- _Listing_:
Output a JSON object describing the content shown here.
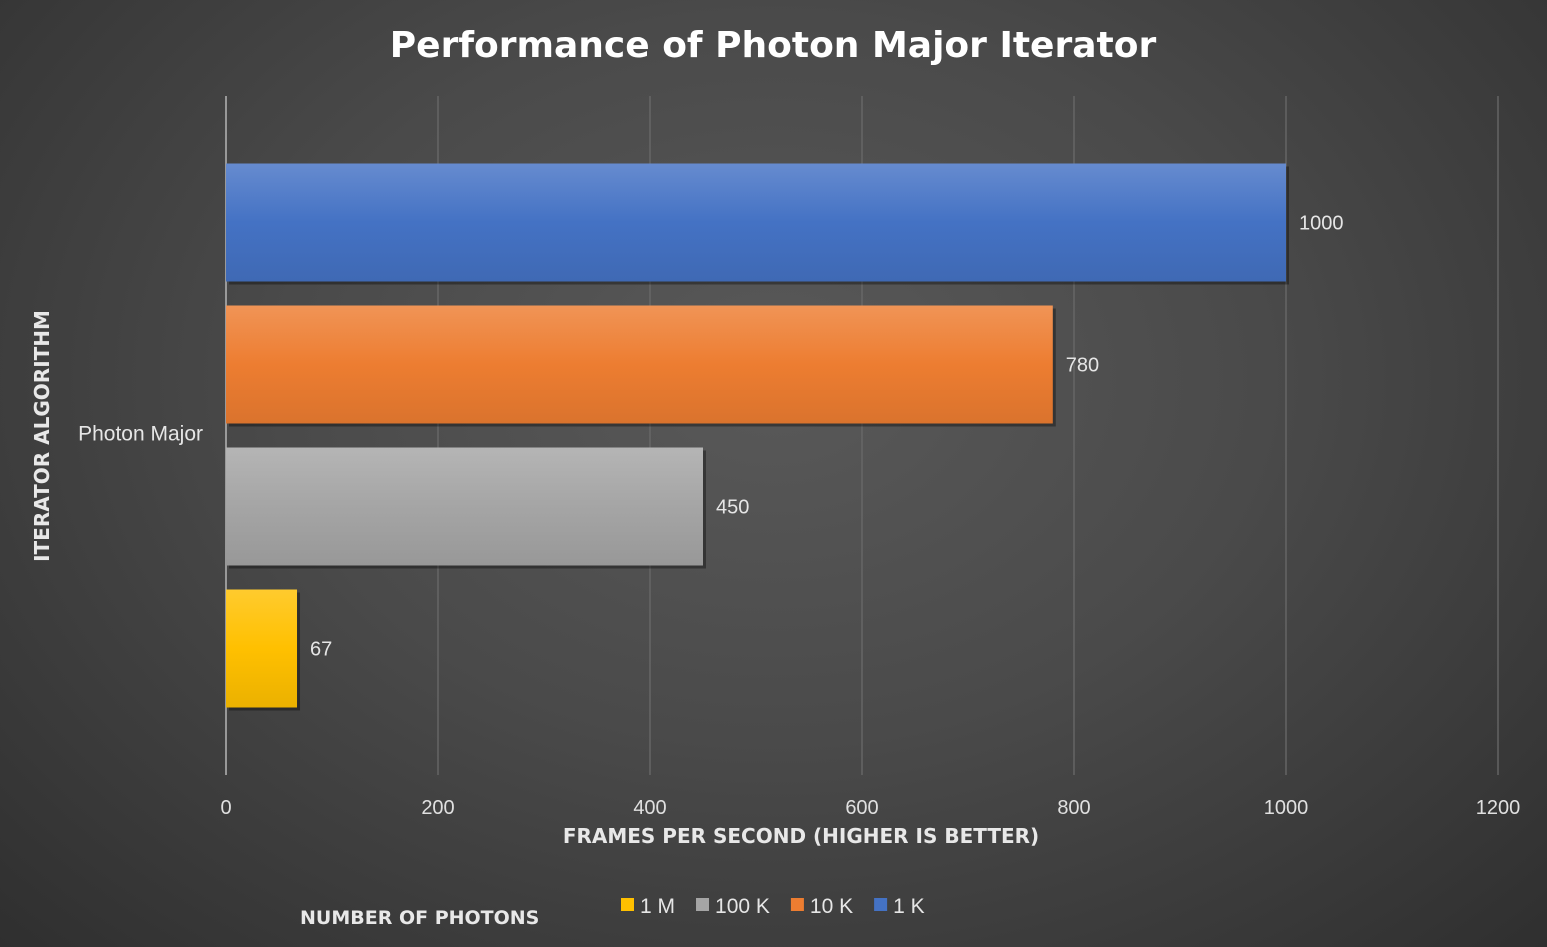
{
  "chart_data": {
    "type": "bar",
    "orientation": "horizontal",
    "title": "Performance of Photon Major Iterator",
    "xlabel": "FRAMES PER SECOND (HIGHER IS BETTER)",
    "ylabel": "ITERATOR ALGORITHM",
    "categories": [
      "Photon Major"
    ],
    "series": [
      {
        "name": "1 M",
        "values": [
          67
        ],
        "color": "#ffc000"
      },
      {
        "name": "100 K",
        "values": [
          450
        ],
        "color": "#a5a5a5"
      },
      {
        "name": "10 K",
        "values": [
          780
        ],
        "color": "#ed7d31"
      },
      {
        "name": "1 K",
        "values": [
          1000
        ],
        "color": "#4472c4"
      }
    ],
    "xlim": [
      0,
      1200
    ],
    "xticks": [
      0,
      200,
      400,
      600,
      800,
      1000,
      1200
    ],
    "grid": true,
    "data_labels": true,
    "legend": {
      "title": "NUMBER OF PHOTONS",
      "position": "bottom"
    }
  }
}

- _Written task_: Leave the pictures out and output the rest of the listing exactly.

- _Answer to this task_:
Output a JSON object describing the content shown here.
{
  "chart_data": {
    "type": "bar",
    "orientation": "horizontal",
    "title": "Performance of Photon Major Iterator",
    "xlabel": "FRAMES PER SECOND (HIGHER IS BETTER)",
    "ylabel": "ITERATOR ALGORITHM",
    "categories": [
      "Photon Major"
    ],
    "series": [
      {
        "name": "1 M",
        "values": [
          67
        ],
        "color": "#ffc000"
      },
      {
        "name": "100 K",
        "values": [
          450
        ],
        "color": "#a5a5a5"
      },
      {
        "name": "10 K",
        "values": [
          780
        ],
        "color": "#ed7d31"
      },
      {
        "name": "1 K",
        "values": [
          1000
        ],
        "color": "#4472c4"
      }
    ],
    "xlim": [
      0,
      1200
    ],
    "xticks": [
      0,
      200,
      400,
      600,
      800,
      1000,
      1200
    ],
    "grid": true,
    "data_labels": true,
    "legend": {
      "title": "NUMBER OF PHOTONS",
      "position": "bottom"
    }
  }
}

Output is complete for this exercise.